§ **Stated goal**
Count how many lines of the items below contain the string "film", with case significant, and reply with the number alone.

Collected data:
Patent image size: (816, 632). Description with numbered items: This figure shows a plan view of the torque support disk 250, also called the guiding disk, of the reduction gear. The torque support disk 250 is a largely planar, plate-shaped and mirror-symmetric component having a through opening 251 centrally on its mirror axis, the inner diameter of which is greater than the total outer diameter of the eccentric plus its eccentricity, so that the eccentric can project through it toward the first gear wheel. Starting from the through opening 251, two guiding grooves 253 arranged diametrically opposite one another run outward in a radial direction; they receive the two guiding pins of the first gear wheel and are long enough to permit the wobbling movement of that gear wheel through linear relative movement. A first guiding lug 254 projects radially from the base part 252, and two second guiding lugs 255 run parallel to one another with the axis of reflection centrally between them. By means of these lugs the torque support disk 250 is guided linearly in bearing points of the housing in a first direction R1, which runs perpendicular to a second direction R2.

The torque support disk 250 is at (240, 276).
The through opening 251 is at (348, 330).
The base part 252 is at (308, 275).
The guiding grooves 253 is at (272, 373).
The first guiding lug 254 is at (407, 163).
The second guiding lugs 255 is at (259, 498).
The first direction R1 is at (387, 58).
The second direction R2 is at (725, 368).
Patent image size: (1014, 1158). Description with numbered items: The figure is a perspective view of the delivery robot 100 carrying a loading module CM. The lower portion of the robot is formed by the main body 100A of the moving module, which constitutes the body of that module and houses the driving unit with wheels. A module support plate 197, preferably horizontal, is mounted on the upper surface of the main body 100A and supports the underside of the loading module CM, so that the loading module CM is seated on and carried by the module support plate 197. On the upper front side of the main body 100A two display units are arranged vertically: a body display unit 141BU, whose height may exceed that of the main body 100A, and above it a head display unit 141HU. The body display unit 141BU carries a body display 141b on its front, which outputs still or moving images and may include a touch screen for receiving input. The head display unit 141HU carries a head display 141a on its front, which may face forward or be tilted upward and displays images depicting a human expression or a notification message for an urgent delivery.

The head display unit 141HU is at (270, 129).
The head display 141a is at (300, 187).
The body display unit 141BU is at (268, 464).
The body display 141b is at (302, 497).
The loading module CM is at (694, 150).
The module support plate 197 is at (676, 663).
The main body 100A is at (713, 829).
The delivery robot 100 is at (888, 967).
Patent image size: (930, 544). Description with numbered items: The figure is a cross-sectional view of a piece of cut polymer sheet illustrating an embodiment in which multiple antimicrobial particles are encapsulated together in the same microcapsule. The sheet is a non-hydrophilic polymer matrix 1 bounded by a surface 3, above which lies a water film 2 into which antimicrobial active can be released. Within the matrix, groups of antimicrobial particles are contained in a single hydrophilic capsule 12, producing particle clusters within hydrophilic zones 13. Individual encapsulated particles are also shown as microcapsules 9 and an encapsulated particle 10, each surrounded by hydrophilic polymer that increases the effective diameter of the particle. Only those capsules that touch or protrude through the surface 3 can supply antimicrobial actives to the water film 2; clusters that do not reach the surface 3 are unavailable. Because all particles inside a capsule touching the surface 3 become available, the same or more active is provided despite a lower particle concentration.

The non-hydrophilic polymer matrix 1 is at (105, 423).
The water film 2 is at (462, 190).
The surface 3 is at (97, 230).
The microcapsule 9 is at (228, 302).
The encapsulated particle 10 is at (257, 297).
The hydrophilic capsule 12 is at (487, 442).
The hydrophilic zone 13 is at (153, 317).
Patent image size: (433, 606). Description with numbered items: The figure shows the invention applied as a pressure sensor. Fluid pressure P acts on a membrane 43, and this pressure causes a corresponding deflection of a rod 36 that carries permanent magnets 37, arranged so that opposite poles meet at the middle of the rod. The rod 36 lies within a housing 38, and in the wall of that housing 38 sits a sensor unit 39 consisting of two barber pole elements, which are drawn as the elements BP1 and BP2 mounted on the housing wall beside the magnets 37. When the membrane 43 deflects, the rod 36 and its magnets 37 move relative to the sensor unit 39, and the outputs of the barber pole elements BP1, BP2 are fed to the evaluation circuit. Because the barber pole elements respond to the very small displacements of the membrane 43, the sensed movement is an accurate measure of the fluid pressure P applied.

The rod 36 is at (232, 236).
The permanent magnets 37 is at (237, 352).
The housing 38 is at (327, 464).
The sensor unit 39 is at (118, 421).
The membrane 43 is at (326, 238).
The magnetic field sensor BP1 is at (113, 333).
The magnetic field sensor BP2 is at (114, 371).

§ **Correct answer**
2